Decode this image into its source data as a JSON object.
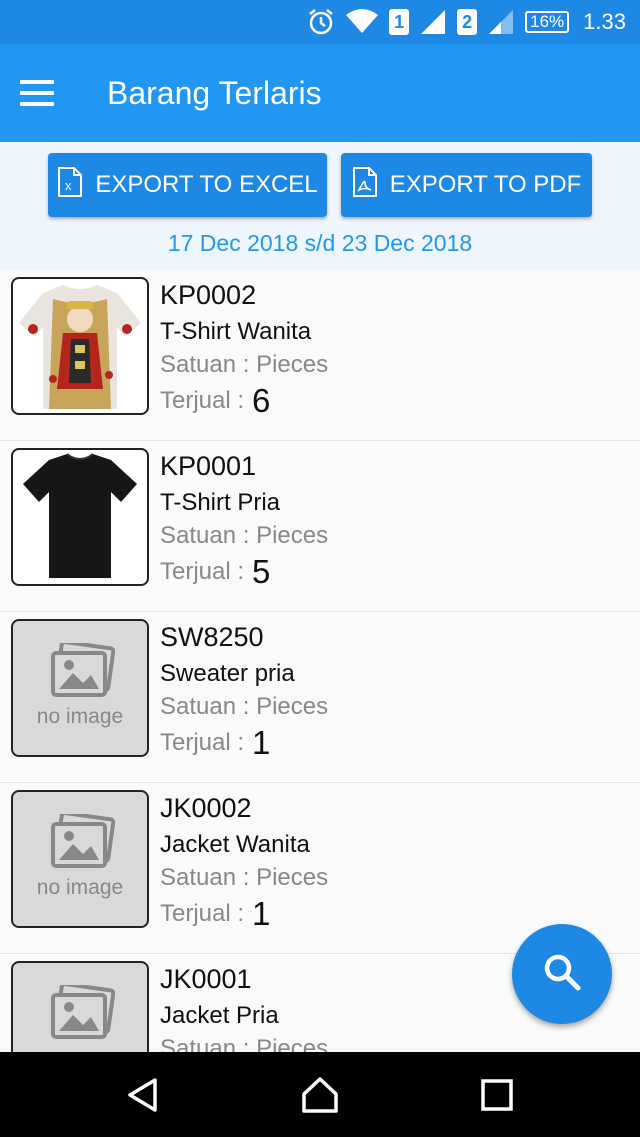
{
  "status_bar": {
    "sim1": "1",
    "sim2": "2",
    "battery": "16%",
    "time": "1.33",
    "icons": [
      "alarm-icon",
      "wifi-icon",
      "signal-icon",
      "signal-icon"
    ]
  },
  "app_bar": {
    "title": "Barang Terlaris",
    "menu_icon": "hamburger-menu-icon"
  },
  "export": {
    "excel_label": "EXPORT TO EXCEL",
    "pdf_label": "EXPORT TO PDF",
    "date_range": "17 Dec 2018 s/d 23 Dec 2018"
  },
  "items": [
    {
      "code": "KP0002",
      "name": "T-Shirt Wanita",
      "unit": "Satuan : Pieces",
      "sold_label": "Terjual :",
      "sold": "6",
      "image": "king-card-tshirt"
    },
    {
      "code": "KP0001",
      "name": "T-Shirt Pria",
      "unit": "Satuan : Pieces",
      "sold_label": "Terjual :",
      "sold": "5",
      "image": "black-tshirt"
    },
    {
      "code": "SW8250",
      "name": "Sweater pria",
      "unit": "Satuan : Pieces",
      "sold_label": "Terjual :",
      "sold": "1",
      "image": "no-image",
      "noimg_text": "no image"
    },
    {
      "code": "JK0002",
      "name": "Jacket Wanita",
      "unit": "Satuan : Pieces",
      "sold_label": "Terjual :",
      "sold": "1",
      "image": "no-image",
      "noimg_text": "no image"
    },
    {
      "code": "JK0001",
      "name": "Jacket Pria",
      "unit": "Satuan : Pieces",
      "image": "no-image"
    }
  ],
  "colors": {
    "primary": "#2196f3",
    "primary_dark": "#1e88e5",
    "date_text": "#2196f3"
  }
}
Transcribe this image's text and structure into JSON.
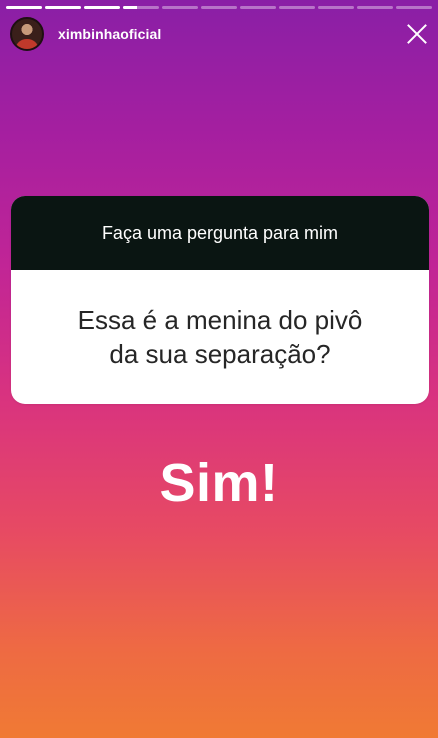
{
  "story": {
    "username": "ximbinhaoficial",
    "progress_segments": [
      1,
      1,
      1,
      0.4,
      0,
      0,
      0,
      0,
      0,
      0,
      0
    ],
    "colors": {
      "gradient_top": "#8a1fa6",
      "gradient_bottom": "#f07a34"
    }
  },
  "question_card": {
    "prompt": "Faça uma pergunta para mim",
    "question_line1": "Essa é a menina do pivô",
    "question_line2": "da sua separação?"
  },
  "answer": {
    "text": "Sim!"
  },
  "icons": {
    "close": "close-icon"
  }
}
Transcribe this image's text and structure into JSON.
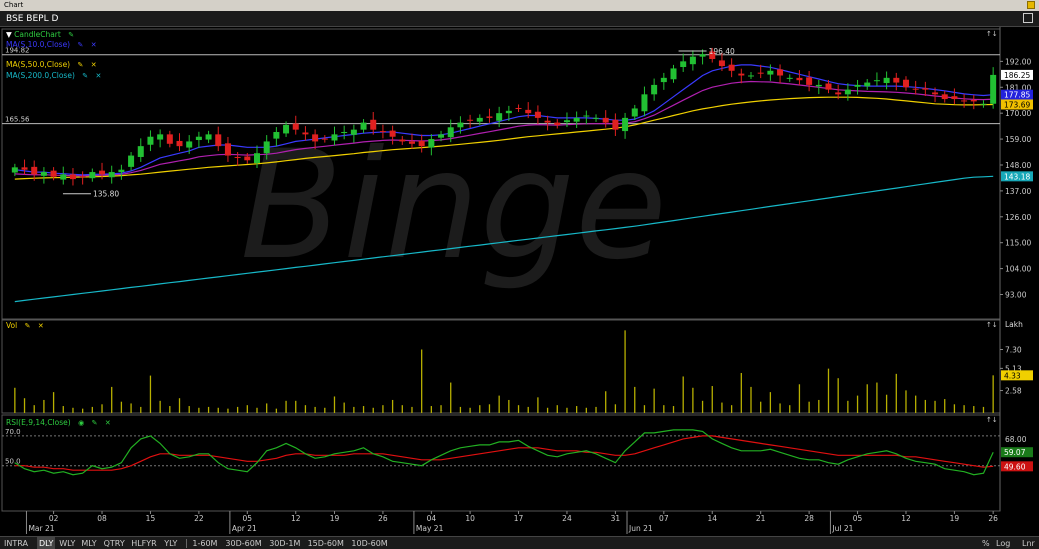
{
  "window": {
    "title": "Chart"
  },
  "symbol": "BSE BEPL D",
  "watermark": "Binge",
  "price_panel": {
    "legends": [
      {
        "label": "CandleChart",
        "color": "#2ecc40"
      },
      {
        "label": "MA(S,10.0,Close)",
        "color": "#3a3aff"
      },
      {
        "label": "MA(S,50.0,Close)",
        "color": "#f0d000"
      },
      {
        "label": "MA(S,200.0,Close)",
        "color": "#17b8c8"
      }
    ],
    "ref_lines": [
      {
        "label": "194.82",
        "value": 194.82
      },
      {
        "label": "165.56",
        "value": 165.56
      }
    ],
    "annotations": [
      {
        "label": "196.40",
        "value": 196.4
      },
      {
        "label": "135.80",
        "value": 135.8
      }
    ],
    "y_ticks": [
      "192.00",
      "181.00",
      "170.00",
      "159.00",
      "148.00",
      "137.00",
      "126.00",
      "115.00",
      "104.00",
      "93.00"
    ],
    "price_badges": [
      {
        "label": "186.25",
        "value": 186.25,
        "bg": "#ffffff",
        "fg": "#000000"
      },
      {
        "label": "177.85",
        "value": 177.85,
        "bg": "#2222dd",
        "fg": "#ffffff"
      },
      {
        "label": "173.69",
        "value": 173.69,
        "bg": "#f0c000",
        "fg": "#000000"
      },
      {
        "label": "143.18",
        "value": 143.18,
        "bg": "#17a8b8",
        "fg": "#ffffff"
      }
    ]
  },
  "vol_panel": {
    "label": "Vol",
    "unit": "Lakh",
    "y_ticks": [
      "7.30",
      "5.13",
      "2.58"
    ],
    "badge": "4.33"
  },
  "rsi_panel": {
    "label": "RSI(E,9,14,Close)",
    "levels": [
      "70.0",
      "50.0"
    ],
    "y_ticks": [
      "68.00"
    ],
    "badges": [
      {
        "label": "59.07",
        "value": 59.07,
        "bg": "#1a7a1a"
      },
      {
        "label": "49.60",
        "value": 49.6,
        "bg": "#cc1111"
      }
    ]
  },
  "x_axis": {
    "day_labels": [
      {
        "t": "02",
        "i": 4
      },
      {
        "t": "08",
        "i": 9
      },
      {
        "t": "15",
        "i": 14
      },
      {
        "t": "22",
        "i": 19
      },
      {
        "t": "05",
        "i": 24
      },
      {
        "t": "12",
        "i": 29
      },
      {
        "t": "19",
        "i": 33
      },
      {
        "t": "26",
        "i": 38
      },
      {
        "t": "04",
        "i": 43
      },
      {
        "t": "10",
        "i": 47
      },
      {
        "t": "17",
        "i": 52
      },
      {
        "t": "24",
        "i": 57
      },
      {
        "t": "31",
        "i": 62
      },
      {
        "t": "07",
        "i": 67
      },
      {
        "t": "14",
        "i": 72
      },
      {
        "t": "21",
        "i": 77
      },
      {
        "t": "28",
        "i": 82
      },
      {
        "t": "05",
        "i": 87
      },
      {
        "t": "12",
        "i": 92
      },
      {
        "t": "19",
        "i": 97
      },
      {
        "t": "26",
        "i": 101
      }
    ],
    "month_labels": [
      {
        "t": "Mar 21",
        "i": 2
      },
      {
        "t": "Apr 21",
        "i": 23
      },
      {
        "t": "May 21",
        "i": 42
      },
      {
        "t": "Jun 21",
        "i": 64
      },
      {
        "t": "Jul 21",
        "i": 85
      }
    ]
  },
  "bottom_bar": {
    "timeframes": [
      "INTRA",
      "DLY",
      "WLY",
      "MLY",
      "QTRY",
      "HLFYR",
      "YLY"
    ],
    "active": "DLY",
    "intraday": [
      "1-60M",
      "30D-60M",
      "30D-1M",
      "15D-60M",
      "10D-60M"
    ],
    "right": [
      "%",
      "Log",
      "Lnr"
    ]
  },
  "chart_data": {
    "type": "candlestick",
    "bars": 102,
    "price_range": [
      86,
      196.4
    ],
    "closes": [
      147,
      146,
      144,
      145,
      143,
      144,
      142,
      143,
      145,
      144,
      145,
      146,
      152,
      156,
      160,
      161,
      157,
      156,
      158,
      160,
      161,
      156,
      152,
      151,
      150,
      153,
      158,
      162,
      165,
      163,
      161,
      158,
      159,
      161,
      162,
      163,
      166,
      163,
      162,
      160,
      158,
      157,
      156,
      159,
      161,
      164,
      166,
      167,
      168,
      168,
      170,
      171,
      172,
      170,
      168,
      166,
      165,
      167,
      168,
      169,
      168,
      166,
      163,
      168,
      172,
      178,
      182,
      185,
      189,
      192,
      194,
      195,
      193,
      190,
      188,
      186,
      186,
      187,
      188,
      186,
      185,
      184,
      182,
      182,
      180,
      178,
      180,
      182,
      183,
      184,
      185,
      183,
      181,
      180,
      180,
      178,
      176,
      176,
      175,
      175,
      174,
      186.25
    ],
    "volume": [
      2.9,
      1.7,
      0.9,
      1.5,
      2.4,
      0.8,
      0.6,
      0.5,
      0.7,
      1.0,
      3.0,
      1.3,
      1.1,
      0.7,
      4.3,
      1.4,
      0.8,
      1.7,
      0.8,
      0.6,
      0.7,
      0.6,
      0.5,
      0.7,
      0.9,
      0.6,
      1.1,
      0.5,
      1.4,
      1.4,
      0.9,
      0.7,
      0.6,
      1.9,
      1.2,
      0.7,
      0.8,
      0.6,
      0.9,
      1.5,
      0.9,
      0.7,
      7.3,
      0.8,
      0.9,
      3.5,
      0.7,
      0.6,
      0.9,
      1.0,
      2.0,
      1.5,
      0.9,
      0.7,
      1.8,
      0.6,
      0.9,
      0.6,
      0.8,
      0.6,
      0.7,
      2.5,
      1.0,
      9.5,
      3.0,
      0.9,
      2.8,
      0.9,
      0.8,
      4.2,
      2.9,
      1.4,
      3.1,
      1.2,
      0.9,
      4.6,
      3.0,
      1.3,
      2.4,
      1.1,
      0.9,
      3.3,
      1.3,
      1.5,
      5.1,
      4.0,
      1.4,
      2.0,
      3.3,
      3.5,
      2.1,
      4.5,
      2.6,
      2.0,
      1.5,
      1.4,
      1.6,
      1.0,
      0.9,
      0.8,
      0.7,
      4.33
    ],
    "rsi": [
      52,
      48,
      46,
      47,
      45,
      46,
      44,
      45,
      50,
      48,
      49,
      52,
      62,
      68,
      70,
      65,
      58,
      55,
      56,
      58,
      58,
      52,
      48,
      47,
      46,
      52,
      60,
      62,
      65,
      62,
      58,
      55,
      56,
      58,
      59,
      60,
      62,
      58,
      56,
      53,
      52,
      51,
      50,
      54,
      57,
      60,
      62,
      63,
      64,
      64,
      66,
      66,
      67,
      63,
      60,
      57,
      56,
      58,
      59,
      60,
      58,
      55,
      52,
      60,
      66,
      72,
      72,
      73,
      74,
      74,
      74,
      73,
      68,
      65,
      62,
      60,
      60,
      60,
      61,
      59,
      57,
      55,
      54,
      54,
      52,
      51,
      54,
      56,
      58,
      59,
      60,
      58,
      55,
      53,
      52,
      51,
      48,
      47,
      46,
      44,
      45,
      59.07
    ],
    "ma10": [
      146,
      145.5,
      145,
      145,
      144.5,
      144.3,
      144,
      143.8,
      144,
      144.1,
      144.2,
      144.5,
      145.5,
      147,
      149,
      151,
      152,
      153,
      154,
      155.5,
      156,
      156.5,
      156.5,
      156,
      155.5,
      155.5,
      155.5,
      156,
      157,
      158,
      158.5,
      159,
      159.5,
      160,
      160.5,
      161,
      161.5,
      161.8,
      162,
      162,
      161.5,
      161,
      160.5,
      160.5,
      160.8,
      161.5,
      162.5,
      163.5,
      164.5,
      165.5,
      166.5,
      167.5,
      168.5,
      169,
      169,
      168.5,
      168,
      168,
      168,
      168,
      167.8,
      167.5,
      167,
      167,
      167.5,
      169,
      171,
      174,
      177,
      180,
      183,
      186,
      188,
      189,
      190,
      190.5,
      190.5,
      190,
      189.5,
      188.5,
      187.5,
      186.5,
      185.5,
      184.5,
      183.5,
      182.5,
      182,
      181.7,
      181.5,
      181.5,
      181.5,
      181.5,
      181.3,
      181,
      180.5,
      180,
      179.5,
      178.8,
      178.2,
      177.8,
      177.5,
      177.85
    ],
    "ma50": [
      142,
      142.2,
      142.4,
      142.5,
      142.6,
      142.7,
      142.8,
      142.9,
      143,
      143.1,
      143.3,
      143.5,
      143.8,
      144.1,
      144.5,
      145,
      145.4,
      145.8,
      146.2,
      146.6,
      147,
      147.3,
      147.6,
      147.9,
      148.2,
      148.5,
      148.9,
      149.3,
      149.8,
      150.3,
      150.8,
      151.2,
      151.6,
      152,
      152.4,
      152.8,
      153.3,
      153.7,
      154.1,
      154.5,
      154.8,
      155.1,
      155.4,
      155.7,
      156,
      156.4,
      156.8,
      157.2,
      157.6,
      158,
      158.5,
      159,
      159.5,
      160,
      160.4,
      160.8,
      161.2,
      161.6,
      162,
      162.4,
      162.8,
      163.2,
      163.6,
      164.2,
      165,
      166,
      167,
      168,
      169,
      170,
      171,
      171.8,
      172.5,
      173.2,
      173.8,
      174.3,
      174.8,
      175.2,
      175.6,
      175.9,
      176.2,
      176.4,
      176.6,
      176.7,
      176.8,
      176.8,
      176.8,
      176.7,
      176.5,
      176.3,
      176,
      175.6,
      175.2,
      174.8,
      174.4,
      174,
      173.8,
      173.6,
      173.5,
      173.5,
      173.6,
      173.69
    ],
    "ma200": [
      90,
      90.5,
      91,
      91.5,
      92,
      92.5,
      93,
      93.5,
      94,
      94.5,
      95,
      95.5,
      96,
      96.5,
      97,
      97.5,
      98,
      98.5,
      99,
      99.5,
      100,
      100.5,
      101,
      101.5,
      102,
      102.5,
      103,
      103.5,
      104,
      104.5,
      105,
      105.5,
      106,
      106.5,
      107,
      107.5,
      108,
      108.5,
      109,
      109.5,
      110,
      110.5,
      111,
      111.5,
      112,
      112.5,
      113,
      113.5,
      114,
      114.5,
      115,
      115.5,
      116,
      116.5,
      117,
      117.5,
      118,
      118.5,
      119,
      119.5,
      120,
      120.5,
      121,
      121.5,
      122,
      122.6,
      123.2,
      123.8,
      124.4,
      125,
      125.6,
      126.2,
      126.8,
      127.4,
      128,
      128.6,
      129.2,
      129.8,
      130.4,
      131,
      131.6,
      132.2,
      132.8,
      133.4,
      134,
      134.6,
      135.2,
      135.8,
      136.4,
      137,
      137.6,
      138.2,
      138.8,
      139.4,
      140,
      140.6,
      141.2,
      141.8,
      142.4,
      142.8,
      143,
      143.18
    ],
    "rsi_signal": [
      50,
      50,
      49,
      49,
      48,
      48,
      47,
      47,
      47,
      47,
      47,
      48,
      50,
      53,
      56,
      58,
      58,
      57,
      57,
      57,
      57,
      56,
      55,
      54,
      53,
      53,
      54,
      55,
      57,
      58,
      58,
      57,
      57,
      57,
      57,
      58,
      58,
      58,
      58,
      57,
      56,
      55,
      54,
      54,
      54,
      55,
      56,
      57,
      58,
      59,
      60,
      61,
      62,
      62,
      62,
      61,
      60,
      60,
      60,
      59,
      59,
      58,
      57,
      57,
      58,
      60,
      62,
      64,
      66,
      68,
      69,
      70,
      70,
      69,
      68,
      67,
      66,
      65,
      64,
      63,
      62,
      61,
      60,
      59,
      58,
      57,
      57,
      57,
      57,
      57,
      57,
      57,
      56,
      56,
      55,
      54,
      53,
      52,
      51,
      50,
      49,
      49.6
    ]
  }
}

○ ○ ○

Where does the word "image" appear in the listing? List each line that holds it.

* **Exercise output**:
Decode this image into its source data as a JSON object.
      "image": "king-card-tshirt"
      "image": "black-tshirt"
      "image": "no-image",
      "noimg_text": "no image"
      "image": "no-image",
      "noimg_text": "no image"
      "image": "no-image"
Transcribe this image's text and structure into JSON.
Transcribe this image's text and structure into JSON.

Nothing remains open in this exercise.